Items listed in a dataset
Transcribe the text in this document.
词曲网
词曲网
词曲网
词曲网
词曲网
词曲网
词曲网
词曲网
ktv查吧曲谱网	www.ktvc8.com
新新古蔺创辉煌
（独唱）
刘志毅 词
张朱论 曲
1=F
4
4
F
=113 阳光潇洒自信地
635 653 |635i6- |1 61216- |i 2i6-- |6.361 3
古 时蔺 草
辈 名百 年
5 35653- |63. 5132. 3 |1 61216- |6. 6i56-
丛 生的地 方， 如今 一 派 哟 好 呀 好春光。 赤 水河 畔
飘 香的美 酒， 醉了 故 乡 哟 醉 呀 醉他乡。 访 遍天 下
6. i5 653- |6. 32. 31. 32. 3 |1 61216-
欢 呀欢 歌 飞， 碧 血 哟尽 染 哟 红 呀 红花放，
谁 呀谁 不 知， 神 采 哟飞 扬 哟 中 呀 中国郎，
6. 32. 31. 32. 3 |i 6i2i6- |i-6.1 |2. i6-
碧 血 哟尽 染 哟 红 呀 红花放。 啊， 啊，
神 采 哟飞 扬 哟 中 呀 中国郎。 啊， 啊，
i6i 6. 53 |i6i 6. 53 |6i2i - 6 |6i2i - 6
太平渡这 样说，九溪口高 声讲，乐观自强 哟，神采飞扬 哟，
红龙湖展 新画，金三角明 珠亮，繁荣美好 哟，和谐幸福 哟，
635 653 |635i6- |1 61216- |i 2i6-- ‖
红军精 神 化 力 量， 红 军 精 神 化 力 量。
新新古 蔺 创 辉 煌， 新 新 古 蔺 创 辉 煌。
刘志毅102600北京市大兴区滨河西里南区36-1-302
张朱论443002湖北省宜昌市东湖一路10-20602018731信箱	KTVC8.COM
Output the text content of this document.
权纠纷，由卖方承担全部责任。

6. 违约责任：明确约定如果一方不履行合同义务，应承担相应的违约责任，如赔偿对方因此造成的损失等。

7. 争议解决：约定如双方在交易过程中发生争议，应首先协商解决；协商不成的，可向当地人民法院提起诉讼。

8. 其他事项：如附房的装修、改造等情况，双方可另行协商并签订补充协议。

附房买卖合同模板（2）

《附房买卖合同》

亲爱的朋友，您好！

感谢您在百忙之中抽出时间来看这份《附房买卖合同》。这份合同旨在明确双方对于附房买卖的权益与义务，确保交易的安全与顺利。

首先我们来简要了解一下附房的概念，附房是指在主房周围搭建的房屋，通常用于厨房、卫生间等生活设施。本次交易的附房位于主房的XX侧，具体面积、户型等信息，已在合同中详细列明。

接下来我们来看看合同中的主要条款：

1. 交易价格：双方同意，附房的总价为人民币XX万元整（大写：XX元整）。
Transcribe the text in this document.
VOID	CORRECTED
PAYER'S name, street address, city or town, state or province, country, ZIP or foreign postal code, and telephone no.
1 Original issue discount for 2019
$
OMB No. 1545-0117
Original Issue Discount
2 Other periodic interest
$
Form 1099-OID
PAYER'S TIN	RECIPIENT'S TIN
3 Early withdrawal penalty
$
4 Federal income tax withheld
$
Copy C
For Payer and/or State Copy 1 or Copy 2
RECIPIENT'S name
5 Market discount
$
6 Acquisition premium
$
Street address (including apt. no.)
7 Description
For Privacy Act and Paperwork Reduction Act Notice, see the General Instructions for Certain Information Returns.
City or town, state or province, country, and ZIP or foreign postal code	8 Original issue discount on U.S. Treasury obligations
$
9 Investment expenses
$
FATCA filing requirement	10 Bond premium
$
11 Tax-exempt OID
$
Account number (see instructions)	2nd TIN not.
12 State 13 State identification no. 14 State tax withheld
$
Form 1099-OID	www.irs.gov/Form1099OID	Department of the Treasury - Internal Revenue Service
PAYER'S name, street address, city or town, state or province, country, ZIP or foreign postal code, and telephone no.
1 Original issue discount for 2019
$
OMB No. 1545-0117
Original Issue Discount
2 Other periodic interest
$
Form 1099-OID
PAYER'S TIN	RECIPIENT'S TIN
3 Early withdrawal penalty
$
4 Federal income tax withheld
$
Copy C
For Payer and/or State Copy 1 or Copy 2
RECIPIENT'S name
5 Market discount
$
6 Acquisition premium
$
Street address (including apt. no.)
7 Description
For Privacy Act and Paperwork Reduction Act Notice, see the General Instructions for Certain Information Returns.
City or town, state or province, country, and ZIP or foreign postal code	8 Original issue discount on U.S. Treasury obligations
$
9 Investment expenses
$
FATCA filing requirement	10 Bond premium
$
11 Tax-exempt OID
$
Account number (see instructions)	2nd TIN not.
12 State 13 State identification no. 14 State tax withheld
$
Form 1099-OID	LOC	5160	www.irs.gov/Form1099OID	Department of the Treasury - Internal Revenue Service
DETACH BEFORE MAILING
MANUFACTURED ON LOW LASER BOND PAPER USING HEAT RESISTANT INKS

* _WORK TO COMPLETE_:
How many lines of the listing include the string "Service"? Answer with the number alone.

* _ANSWER TO THE PROBLEM_:
2